## [WHAT TO WORK ON]
Consider the data that follows and state how many lines contain the string "فلما", using the number alone.

## [INPUT MATERIAL]
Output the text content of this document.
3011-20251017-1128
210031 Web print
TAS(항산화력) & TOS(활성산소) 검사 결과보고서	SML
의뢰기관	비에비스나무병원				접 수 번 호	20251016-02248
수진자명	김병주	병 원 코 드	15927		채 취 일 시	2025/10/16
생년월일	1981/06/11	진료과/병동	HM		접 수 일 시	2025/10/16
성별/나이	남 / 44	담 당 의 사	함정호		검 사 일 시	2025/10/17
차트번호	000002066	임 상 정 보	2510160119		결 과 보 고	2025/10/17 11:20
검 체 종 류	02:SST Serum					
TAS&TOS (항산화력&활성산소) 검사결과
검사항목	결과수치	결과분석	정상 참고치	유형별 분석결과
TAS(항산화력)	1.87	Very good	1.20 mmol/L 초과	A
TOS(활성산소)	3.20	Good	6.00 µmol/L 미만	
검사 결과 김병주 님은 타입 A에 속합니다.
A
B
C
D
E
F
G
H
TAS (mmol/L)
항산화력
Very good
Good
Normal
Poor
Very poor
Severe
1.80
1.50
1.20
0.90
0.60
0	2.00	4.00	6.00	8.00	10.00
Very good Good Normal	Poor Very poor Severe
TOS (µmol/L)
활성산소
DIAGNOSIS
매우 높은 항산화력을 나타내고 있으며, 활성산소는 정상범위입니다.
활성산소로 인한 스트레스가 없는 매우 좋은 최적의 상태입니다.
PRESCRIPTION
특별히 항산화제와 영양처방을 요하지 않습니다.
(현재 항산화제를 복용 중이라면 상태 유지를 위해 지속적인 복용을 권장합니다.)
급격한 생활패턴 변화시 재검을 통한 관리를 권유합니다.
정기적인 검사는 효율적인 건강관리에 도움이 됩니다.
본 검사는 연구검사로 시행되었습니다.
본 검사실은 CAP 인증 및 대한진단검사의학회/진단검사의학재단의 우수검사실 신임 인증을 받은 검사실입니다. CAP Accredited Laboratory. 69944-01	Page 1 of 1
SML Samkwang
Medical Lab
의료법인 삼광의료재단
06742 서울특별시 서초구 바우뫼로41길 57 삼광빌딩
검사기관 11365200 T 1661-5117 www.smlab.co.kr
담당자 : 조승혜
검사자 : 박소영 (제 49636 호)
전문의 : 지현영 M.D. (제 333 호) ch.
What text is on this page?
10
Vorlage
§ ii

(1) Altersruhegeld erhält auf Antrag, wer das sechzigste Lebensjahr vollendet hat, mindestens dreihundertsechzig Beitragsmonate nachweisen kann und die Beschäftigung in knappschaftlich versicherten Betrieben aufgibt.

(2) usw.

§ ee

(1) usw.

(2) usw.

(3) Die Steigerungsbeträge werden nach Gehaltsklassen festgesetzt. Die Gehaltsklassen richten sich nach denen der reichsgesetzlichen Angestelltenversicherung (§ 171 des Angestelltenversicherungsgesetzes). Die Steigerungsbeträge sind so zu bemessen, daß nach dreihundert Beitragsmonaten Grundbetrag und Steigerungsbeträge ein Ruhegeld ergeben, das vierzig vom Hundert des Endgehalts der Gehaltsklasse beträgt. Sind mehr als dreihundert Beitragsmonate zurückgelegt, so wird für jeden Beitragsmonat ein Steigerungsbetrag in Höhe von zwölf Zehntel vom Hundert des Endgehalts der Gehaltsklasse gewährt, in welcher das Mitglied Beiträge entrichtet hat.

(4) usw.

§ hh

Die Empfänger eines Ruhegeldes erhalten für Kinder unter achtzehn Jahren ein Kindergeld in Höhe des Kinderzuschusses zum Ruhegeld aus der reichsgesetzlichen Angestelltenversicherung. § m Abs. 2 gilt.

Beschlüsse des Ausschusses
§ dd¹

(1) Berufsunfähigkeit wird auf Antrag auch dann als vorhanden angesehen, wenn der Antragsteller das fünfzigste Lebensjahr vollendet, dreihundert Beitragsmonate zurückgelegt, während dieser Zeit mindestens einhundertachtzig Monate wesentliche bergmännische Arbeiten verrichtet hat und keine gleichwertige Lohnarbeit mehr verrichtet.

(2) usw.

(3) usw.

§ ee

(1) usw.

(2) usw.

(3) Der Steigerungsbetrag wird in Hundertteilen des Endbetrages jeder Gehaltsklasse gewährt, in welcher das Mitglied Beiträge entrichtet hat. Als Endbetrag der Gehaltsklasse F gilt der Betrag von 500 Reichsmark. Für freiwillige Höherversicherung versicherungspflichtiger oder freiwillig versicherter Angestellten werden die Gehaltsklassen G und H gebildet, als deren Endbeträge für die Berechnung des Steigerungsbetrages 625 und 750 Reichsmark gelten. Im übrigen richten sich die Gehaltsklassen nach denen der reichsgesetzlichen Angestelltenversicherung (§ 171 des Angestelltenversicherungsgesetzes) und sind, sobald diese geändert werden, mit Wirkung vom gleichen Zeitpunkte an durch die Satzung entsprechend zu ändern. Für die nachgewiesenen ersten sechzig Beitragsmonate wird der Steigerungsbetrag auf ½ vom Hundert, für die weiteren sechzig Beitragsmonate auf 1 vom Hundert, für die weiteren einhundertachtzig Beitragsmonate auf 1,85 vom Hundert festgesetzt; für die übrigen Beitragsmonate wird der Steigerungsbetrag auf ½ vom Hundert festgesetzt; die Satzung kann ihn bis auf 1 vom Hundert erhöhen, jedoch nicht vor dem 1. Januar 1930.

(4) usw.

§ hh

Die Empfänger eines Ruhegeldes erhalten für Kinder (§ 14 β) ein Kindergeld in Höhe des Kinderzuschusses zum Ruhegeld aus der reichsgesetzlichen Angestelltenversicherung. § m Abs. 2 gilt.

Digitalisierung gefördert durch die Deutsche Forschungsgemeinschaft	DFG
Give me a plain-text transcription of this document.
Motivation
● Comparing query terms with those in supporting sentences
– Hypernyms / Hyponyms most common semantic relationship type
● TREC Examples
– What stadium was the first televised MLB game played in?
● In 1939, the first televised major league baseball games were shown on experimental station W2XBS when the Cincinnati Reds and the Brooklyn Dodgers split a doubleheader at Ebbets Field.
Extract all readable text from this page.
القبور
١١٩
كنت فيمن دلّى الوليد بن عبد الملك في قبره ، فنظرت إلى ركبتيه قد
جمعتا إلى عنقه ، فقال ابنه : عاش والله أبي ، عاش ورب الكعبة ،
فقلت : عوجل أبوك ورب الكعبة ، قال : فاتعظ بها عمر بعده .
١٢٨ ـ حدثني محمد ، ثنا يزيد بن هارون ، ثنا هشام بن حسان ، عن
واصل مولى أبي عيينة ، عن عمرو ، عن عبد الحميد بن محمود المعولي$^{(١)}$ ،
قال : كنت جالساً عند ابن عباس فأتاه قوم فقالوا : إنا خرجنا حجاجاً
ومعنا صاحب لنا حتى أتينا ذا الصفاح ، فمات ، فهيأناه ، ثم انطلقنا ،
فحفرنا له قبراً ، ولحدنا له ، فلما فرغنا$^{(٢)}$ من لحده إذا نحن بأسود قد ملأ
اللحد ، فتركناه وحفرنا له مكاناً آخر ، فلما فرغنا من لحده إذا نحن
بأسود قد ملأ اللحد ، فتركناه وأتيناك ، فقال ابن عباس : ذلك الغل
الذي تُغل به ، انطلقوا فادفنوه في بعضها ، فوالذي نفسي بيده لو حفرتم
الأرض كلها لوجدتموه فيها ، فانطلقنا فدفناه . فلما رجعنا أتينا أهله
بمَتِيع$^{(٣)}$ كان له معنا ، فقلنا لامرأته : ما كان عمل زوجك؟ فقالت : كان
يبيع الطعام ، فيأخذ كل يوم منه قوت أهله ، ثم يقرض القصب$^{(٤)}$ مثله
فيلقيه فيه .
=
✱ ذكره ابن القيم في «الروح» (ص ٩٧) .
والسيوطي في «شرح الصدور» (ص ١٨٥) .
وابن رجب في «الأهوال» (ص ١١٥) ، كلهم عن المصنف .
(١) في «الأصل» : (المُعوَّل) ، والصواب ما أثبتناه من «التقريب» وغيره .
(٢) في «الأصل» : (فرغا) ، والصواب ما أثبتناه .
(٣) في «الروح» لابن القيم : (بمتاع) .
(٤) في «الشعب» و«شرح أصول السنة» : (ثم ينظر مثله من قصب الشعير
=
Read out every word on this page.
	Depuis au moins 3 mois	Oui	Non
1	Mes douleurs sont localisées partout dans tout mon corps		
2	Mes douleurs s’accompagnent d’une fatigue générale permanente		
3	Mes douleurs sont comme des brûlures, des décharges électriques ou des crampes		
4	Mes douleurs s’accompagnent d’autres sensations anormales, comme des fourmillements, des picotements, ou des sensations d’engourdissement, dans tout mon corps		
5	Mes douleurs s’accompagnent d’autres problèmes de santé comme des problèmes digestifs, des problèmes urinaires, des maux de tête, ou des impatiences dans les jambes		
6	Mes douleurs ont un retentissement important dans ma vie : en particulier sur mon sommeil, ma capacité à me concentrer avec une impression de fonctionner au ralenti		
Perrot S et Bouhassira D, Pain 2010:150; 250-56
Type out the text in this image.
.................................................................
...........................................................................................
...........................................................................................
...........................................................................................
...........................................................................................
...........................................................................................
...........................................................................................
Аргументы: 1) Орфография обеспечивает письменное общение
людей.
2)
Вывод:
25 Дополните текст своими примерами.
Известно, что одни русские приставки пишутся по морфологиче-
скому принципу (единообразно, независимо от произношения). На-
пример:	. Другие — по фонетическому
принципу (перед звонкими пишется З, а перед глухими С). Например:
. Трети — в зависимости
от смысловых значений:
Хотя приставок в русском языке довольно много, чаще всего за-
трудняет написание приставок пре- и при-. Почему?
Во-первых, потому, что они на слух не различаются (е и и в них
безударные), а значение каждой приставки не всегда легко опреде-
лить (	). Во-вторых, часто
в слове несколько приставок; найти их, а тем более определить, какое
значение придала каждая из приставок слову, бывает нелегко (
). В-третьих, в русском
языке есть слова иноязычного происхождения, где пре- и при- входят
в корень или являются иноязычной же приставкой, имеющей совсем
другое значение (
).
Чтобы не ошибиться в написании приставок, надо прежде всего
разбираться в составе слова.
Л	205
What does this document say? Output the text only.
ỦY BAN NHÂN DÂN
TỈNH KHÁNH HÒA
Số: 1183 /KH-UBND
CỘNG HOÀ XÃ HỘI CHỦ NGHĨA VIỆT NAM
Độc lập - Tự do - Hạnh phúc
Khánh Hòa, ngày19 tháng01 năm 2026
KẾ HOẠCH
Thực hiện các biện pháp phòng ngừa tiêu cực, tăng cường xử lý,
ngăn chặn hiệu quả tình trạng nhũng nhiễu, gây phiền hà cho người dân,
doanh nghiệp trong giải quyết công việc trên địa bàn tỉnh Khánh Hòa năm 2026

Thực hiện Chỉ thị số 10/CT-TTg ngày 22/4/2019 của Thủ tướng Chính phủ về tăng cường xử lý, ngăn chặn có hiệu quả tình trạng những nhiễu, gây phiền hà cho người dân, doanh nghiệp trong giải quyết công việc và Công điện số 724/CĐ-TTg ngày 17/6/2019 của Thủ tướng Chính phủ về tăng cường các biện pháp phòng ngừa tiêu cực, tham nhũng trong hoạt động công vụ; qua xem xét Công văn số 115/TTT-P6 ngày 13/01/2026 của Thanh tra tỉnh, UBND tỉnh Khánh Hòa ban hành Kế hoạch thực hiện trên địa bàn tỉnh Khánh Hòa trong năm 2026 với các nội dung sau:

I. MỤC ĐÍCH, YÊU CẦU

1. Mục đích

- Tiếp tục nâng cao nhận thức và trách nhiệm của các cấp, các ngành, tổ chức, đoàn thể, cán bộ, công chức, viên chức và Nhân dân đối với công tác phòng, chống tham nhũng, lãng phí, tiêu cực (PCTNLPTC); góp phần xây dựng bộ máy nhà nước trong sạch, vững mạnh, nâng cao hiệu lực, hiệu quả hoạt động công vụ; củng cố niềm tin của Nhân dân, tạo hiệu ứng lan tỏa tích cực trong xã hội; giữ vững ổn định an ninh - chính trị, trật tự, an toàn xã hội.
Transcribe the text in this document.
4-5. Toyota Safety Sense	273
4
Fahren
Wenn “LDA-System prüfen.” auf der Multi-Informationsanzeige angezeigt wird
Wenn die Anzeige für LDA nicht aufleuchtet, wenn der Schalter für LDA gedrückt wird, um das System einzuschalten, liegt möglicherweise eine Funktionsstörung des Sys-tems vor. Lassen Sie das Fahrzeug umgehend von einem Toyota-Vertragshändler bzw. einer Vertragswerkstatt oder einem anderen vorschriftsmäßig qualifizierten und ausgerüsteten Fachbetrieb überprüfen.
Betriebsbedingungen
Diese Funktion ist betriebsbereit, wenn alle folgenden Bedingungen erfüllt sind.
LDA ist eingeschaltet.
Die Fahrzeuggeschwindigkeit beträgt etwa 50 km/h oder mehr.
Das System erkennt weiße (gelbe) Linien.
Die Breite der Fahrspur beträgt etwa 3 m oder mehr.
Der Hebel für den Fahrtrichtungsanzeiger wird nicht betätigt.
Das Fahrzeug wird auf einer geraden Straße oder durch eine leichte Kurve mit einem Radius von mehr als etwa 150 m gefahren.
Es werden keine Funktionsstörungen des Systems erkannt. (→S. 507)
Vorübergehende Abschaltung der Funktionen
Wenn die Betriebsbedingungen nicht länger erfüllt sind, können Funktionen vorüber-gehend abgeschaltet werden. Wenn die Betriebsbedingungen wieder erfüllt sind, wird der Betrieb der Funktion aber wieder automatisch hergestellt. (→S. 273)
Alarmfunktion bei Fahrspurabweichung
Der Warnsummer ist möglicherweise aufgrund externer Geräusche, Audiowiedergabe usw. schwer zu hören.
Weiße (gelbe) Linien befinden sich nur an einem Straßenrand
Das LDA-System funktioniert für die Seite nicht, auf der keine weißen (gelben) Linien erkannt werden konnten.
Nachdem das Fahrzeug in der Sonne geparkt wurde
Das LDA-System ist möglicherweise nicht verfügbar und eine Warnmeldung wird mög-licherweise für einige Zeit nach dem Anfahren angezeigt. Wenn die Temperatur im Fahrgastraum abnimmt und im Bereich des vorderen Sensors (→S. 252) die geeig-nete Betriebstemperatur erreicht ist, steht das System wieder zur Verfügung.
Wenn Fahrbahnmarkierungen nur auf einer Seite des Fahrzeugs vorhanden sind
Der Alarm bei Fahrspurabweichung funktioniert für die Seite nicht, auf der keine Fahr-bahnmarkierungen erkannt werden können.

## [ANSWER TO THIS PROBLEM]
3